## Problem details
Could you copy every line of the data below, keeping each character unchanged?

## Supplied entries

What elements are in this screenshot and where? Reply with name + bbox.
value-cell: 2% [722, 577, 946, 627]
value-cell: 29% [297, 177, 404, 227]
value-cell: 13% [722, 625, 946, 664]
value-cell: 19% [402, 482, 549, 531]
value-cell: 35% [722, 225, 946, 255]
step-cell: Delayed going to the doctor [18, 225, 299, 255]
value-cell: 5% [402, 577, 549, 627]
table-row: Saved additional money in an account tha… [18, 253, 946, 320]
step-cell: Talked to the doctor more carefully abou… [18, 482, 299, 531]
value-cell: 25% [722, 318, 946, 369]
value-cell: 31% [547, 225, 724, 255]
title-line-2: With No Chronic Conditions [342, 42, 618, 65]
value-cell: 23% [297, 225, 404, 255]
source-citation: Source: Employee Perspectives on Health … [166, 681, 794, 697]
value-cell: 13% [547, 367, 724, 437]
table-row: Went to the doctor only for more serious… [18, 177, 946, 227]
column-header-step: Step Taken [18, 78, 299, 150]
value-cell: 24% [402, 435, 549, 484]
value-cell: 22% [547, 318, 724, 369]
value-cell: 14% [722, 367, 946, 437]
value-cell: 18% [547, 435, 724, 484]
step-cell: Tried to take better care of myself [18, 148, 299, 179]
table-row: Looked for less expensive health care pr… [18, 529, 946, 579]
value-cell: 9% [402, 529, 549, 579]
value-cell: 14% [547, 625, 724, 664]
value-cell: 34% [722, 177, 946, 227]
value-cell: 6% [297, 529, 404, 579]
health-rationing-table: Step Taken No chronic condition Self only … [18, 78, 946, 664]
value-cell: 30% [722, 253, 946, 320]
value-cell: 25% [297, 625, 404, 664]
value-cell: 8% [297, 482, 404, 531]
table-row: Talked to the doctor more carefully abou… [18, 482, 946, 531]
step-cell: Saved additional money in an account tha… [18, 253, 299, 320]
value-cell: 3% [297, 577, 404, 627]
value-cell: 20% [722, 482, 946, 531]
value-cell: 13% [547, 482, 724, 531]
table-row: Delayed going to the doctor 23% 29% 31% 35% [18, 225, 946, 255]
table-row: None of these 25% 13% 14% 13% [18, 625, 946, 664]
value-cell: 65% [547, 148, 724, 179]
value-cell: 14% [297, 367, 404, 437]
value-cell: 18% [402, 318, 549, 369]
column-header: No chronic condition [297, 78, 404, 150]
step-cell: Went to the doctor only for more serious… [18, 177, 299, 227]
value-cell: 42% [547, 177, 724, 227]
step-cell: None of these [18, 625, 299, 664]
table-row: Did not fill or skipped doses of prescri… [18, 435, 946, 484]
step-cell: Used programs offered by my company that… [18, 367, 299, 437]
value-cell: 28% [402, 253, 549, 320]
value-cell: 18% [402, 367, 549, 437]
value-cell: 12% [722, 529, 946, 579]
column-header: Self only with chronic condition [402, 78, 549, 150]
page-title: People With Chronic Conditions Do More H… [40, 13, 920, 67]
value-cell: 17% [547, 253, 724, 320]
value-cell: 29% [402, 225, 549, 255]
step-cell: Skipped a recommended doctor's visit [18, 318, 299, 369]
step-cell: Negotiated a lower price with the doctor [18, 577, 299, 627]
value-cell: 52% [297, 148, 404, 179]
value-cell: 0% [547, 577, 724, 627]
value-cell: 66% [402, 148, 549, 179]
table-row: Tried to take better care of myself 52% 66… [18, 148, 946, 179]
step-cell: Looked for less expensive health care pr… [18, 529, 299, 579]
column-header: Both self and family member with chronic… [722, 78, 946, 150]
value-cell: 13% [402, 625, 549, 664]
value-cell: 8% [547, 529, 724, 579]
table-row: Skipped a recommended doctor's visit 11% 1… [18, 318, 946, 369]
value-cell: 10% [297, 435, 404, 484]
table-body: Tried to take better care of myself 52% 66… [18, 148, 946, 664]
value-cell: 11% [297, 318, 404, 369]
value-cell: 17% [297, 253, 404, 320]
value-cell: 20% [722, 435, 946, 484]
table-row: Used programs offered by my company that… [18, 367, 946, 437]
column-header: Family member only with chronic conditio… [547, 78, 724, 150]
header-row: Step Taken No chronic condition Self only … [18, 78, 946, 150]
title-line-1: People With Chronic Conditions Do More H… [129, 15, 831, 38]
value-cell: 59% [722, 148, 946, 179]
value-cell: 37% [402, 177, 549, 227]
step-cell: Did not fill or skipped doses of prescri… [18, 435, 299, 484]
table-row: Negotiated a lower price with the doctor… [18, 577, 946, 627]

## Result of this exercise
What elements are in this screenshot and where? Reply with name + bbox.
value-cell: 2% [722, 577, 946, 627]
value-cell: 29% [297, 177, 404, 227]
value-cell: 13% [722, 625, 946, 664]
value-cell: 19% [402, 482, 549, 531]
value-cell: 35% [722, 225, 946, 255]
step-cell: Delayed going to the doctor [18, 225, 299, 255]
value-cell: 5% [402, 577, 549, 627]
table-row: Saved additional money in an account tha… [18, 253, 946, 320]
step-cell: Talked to the doctor more carefully abou… [18, 482, 299, 531]
value-cell: 25% [722, 318, 946, 369]
value-cell: 31% [547, 225, 724, 255]
title-line-2: With No Chronic Conditions [342, 42, 618, 65]
value-cell: 23% [297, 225, 404, 255]
source-citation: Source: Employee Perspectives on Health … [166, 681, 794, 697]
value-cell: 13% [547, 367, 724, 437]
table-row: Went to the doctor only for more serious… [18, 177, 946, 227]
column-header-step: Step Taken [18, 78, 299, 150]
value-cell: 24% [402, 435, 549, 484]
value-cell: 22% [547, 318, 724, 369]
value-cell: 14% [722, 367, 946, 437]
value-cell: 18% [547, 435, 724, 484]
step-cell: Tried to take better care of myself [18, 148, 299, 179]
table-row: Looked for less expensive health care pr… [18, 529, 946, 579]
value-cell: 9% [402, 529, 549, 579]
value-cell: 14% [547, 625, 724, 664]
value-cell: 34% [722, 177, 946, 227]
value-cell: 6% [297, 529, 404, 579]
health-rationing-table: Step Taken No chronic condition Self only … [18, 78, 946, 664]
value-cell: 30% [722, 253, 946, 320]
value-cell: 25% [297, 625, 404, 664]
value-cell: 8% [297, 482, 404, 531]
table-row: Talked to the doctor more carefully abou… [18, 482, 946, 531]
step-cell: Saved additional money in an account tha… [18, 253, 299, 320]
value-cell: 3% [297, 577, 404, 627]
value-cell: 20% [722, 482, 946, 531]
value-cell: 13% [547, 482, 724, 531]
table-row: Delayed going to the doctor 23% 29% 31% 35% [18, 225, 946, 255]
table-row: None of these 25% 13% 14% 13% [18, 625, 946, 664]
value-cell: 65% [547, 148, 724, 179]
value-cell: 14% [297, 367, 404, 437]
value-cell: 18% [402, 318, 549, 369]
column-header: No chronic condition [297, 78, 404, 150]
step-cell: Went to the doctor only for more serious… [18, 177, 299, 227]
value-cell: 42% [547, 177, 724, 227]
step-cell: None of these [18, 625, 299, 664]
table-row: Did not fill or skipped doses of prescri… [18, 435, 946, 484]
step-cell: Used programs offered by my company that… [18, 367, 299, 437]
value-cell: 28% [402, 253, 549, 320]
value-cell: 18% [402, 367, 549, 437]
value-cell: 12% [722, 529, 946, 579]
column-header: Self only with chronic condition [402, 78, 549, 150]
page-title: People With Chronic Conditions Do More H… [40, 13, 920, 67]
value-cell: 17% [547, 253, 724, 320]
value-cell: 29% [402, 225, 549, 255]
step-cell: Skipped a recommended doctor's visit [18, 318, 299, 369]
step-cell: Negotiated a lower price with the doctor [18, 577, 299, 627]
value-cell: 52% [297, 148, 404, 179]
value-cell: 0% [547, 577, 724, 627]
value-cell: 66% [402, 148, 549, 179]
table-row: Tried to take better care of myself 52% 66… [18, 148, 946, 179]
step-cell: Looked for less expensive health care pr… [18, 529, 299, 579]
column-header: Both self and family member with chronic… [722, 78, 946, 150]
value-cell: 13% [402, 625, 549, 664]
value-cell: 8% [547, 529, 724, 579]
table-row: Skipped a recommended doctor's visit 11% 1… [18, 318, 946, 369]
value-cell: 10% [297, 435, 404, 484]
table-body: Tried to take better care of myself 52% 66… [18, 148, 946, 664]
value-cell: 11% [297, 318, 404, 369]
value-cell: 17% [297, 253, 404, 320]
value-cell: 20% [722, 435, 946, 484]
table-row: Used programs offered by my company that… [18, 367, 946, 437]
column-header: Family member only with chronic conditio… [547, 78, 724, 150]
header-row: Step Taken No chronic condition Self only … [18, 78, 946, 150]
title-line-1: People With Chronic Conditions Do More H… [129, 15, 831, 38]
value-cell: 59% [722, 148, 946, 179]
value-cell: 37% [402, 177, 549, 227]
step-cell: Did not fill or skipped doses of prescri… [18, 435, 299, 484]
table-row: Negotiated a lower price with the doctor… [18, 577, 946, 627]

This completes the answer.